# Task goal
Gather, from the data below, each line in which the word "音节对应的拼音" occurs.

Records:
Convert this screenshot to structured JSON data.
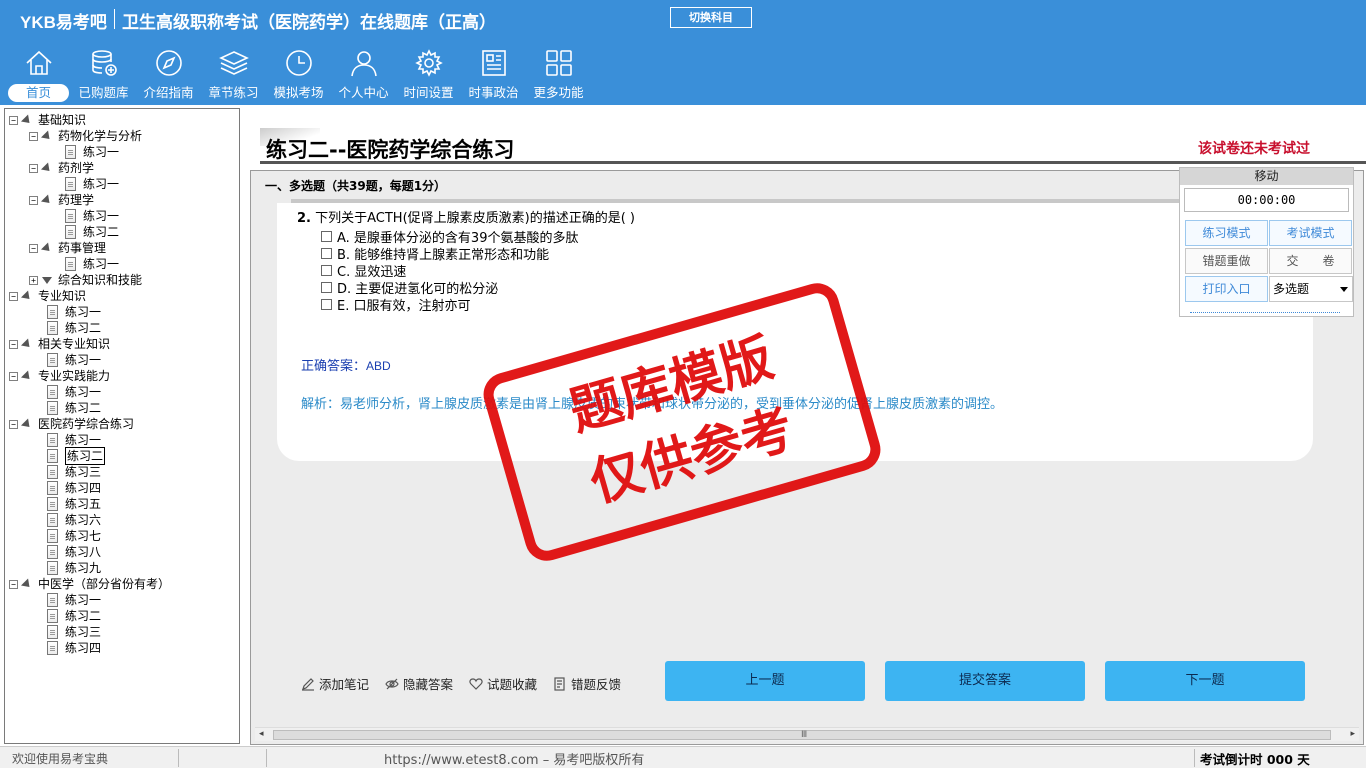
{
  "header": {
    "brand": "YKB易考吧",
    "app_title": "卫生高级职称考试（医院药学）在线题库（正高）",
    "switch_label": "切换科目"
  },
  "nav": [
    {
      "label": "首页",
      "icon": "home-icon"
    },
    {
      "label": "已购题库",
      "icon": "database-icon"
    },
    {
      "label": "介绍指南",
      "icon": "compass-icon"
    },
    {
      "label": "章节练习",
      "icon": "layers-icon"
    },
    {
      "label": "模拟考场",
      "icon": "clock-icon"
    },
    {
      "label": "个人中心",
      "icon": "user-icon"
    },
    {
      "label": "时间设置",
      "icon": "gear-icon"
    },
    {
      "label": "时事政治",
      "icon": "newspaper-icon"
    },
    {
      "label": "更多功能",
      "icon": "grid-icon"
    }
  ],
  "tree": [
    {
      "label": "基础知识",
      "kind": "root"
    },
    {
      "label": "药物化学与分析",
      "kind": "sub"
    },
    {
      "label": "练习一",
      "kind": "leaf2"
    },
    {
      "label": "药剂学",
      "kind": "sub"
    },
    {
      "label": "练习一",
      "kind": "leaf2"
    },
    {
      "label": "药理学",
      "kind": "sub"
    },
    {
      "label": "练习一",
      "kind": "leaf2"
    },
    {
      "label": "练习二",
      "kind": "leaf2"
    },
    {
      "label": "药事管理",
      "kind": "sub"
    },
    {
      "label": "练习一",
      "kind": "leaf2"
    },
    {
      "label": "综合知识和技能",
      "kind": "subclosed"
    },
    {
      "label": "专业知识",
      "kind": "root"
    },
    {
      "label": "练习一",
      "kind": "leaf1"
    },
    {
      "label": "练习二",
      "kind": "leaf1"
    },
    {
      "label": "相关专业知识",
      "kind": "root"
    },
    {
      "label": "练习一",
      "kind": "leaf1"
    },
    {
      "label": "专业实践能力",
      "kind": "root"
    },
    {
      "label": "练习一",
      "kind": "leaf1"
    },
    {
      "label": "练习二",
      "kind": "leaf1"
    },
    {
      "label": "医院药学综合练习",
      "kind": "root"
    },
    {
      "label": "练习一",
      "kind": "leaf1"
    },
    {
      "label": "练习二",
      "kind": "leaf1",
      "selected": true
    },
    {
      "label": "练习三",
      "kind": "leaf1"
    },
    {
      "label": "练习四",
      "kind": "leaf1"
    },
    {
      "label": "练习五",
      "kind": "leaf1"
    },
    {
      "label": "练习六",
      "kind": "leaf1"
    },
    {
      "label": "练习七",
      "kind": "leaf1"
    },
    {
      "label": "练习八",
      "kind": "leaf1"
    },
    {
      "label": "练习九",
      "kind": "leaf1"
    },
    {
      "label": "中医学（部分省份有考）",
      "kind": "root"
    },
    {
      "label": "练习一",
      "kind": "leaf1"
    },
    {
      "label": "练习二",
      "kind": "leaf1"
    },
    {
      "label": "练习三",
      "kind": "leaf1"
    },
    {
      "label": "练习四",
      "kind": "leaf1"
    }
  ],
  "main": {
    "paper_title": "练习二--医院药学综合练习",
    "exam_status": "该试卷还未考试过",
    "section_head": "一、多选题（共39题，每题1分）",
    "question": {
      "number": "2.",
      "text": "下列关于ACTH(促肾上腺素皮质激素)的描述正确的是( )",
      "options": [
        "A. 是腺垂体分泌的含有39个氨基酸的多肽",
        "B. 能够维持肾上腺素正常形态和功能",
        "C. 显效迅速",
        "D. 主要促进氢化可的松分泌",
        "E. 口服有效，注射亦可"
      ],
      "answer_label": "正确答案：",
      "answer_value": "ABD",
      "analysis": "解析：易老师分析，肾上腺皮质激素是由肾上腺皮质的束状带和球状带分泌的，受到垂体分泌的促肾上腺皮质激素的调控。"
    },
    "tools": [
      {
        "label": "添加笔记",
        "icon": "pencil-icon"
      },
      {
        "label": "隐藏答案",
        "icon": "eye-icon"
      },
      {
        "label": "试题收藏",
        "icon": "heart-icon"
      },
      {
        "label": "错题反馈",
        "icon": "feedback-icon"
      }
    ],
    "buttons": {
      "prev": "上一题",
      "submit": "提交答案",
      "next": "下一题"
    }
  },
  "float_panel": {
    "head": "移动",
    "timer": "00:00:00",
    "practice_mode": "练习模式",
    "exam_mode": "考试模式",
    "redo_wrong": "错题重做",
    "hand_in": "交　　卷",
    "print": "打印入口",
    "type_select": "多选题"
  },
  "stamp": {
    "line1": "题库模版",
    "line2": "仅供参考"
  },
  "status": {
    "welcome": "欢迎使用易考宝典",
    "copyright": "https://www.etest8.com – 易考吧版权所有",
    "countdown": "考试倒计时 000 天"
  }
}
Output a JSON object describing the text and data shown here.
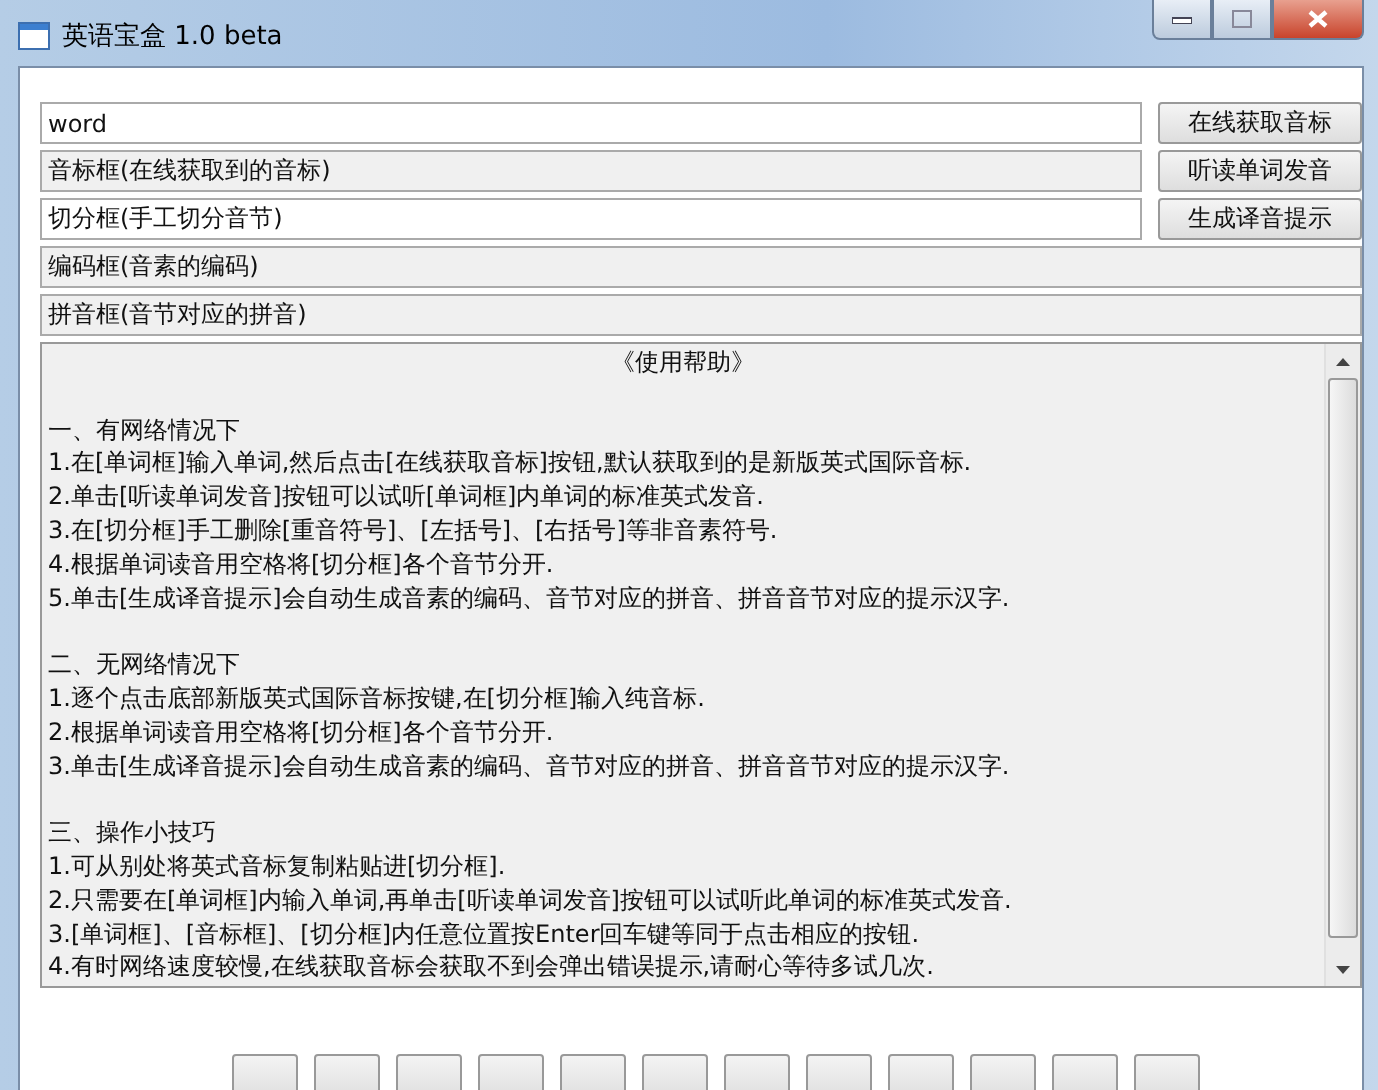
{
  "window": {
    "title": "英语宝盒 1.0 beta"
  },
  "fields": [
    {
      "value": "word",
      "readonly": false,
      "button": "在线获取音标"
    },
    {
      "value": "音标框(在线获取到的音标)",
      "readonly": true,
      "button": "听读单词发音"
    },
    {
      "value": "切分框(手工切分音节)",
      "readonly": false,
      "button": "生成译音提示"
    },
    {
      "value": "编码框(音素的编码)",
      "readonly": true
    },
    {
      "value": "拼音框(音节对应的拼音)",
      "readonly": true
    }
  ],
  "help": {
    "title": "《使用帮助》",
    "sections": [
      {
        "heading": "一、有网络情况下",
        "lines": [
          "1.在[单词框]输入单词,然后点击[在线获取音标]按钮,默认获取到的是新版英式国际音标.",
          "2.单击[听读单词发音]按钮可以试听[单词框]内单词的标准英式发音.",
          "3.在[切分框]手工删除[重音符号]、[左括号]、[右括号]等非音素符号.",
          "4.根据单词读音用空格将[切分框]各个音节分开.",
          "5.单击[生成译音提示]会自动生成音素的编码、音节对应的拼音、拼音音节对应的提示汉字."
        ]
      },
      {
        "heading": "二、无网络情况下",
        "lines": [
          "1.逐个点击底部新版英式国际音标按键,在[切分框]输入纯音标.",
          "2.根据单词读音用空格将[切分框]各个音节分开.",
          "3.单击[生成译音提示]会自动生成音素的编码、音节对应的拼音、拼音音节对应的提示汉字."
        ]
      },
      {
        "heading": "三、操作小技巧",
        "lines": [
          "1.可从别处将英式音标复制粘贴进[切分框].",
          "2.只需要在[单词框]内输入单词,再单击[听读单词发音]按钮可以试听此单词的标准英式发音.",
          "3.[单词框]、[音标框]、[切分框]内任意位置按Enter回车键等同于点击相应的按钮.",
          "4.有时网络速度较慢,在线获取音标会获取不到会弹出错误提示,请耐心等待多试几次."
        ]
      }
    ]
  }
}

# Written solution
      "value": "拼音框(音节对应的拼音)",
          "5.单击[生成译音提示]会自动生成音素的编码、音节对应的拼音、拼音音节对应的提示汉字."
          "3.单击[生成译音提示]会自动生成音素的编码、音节对应的拼音、拼音音节对应的提示汉字."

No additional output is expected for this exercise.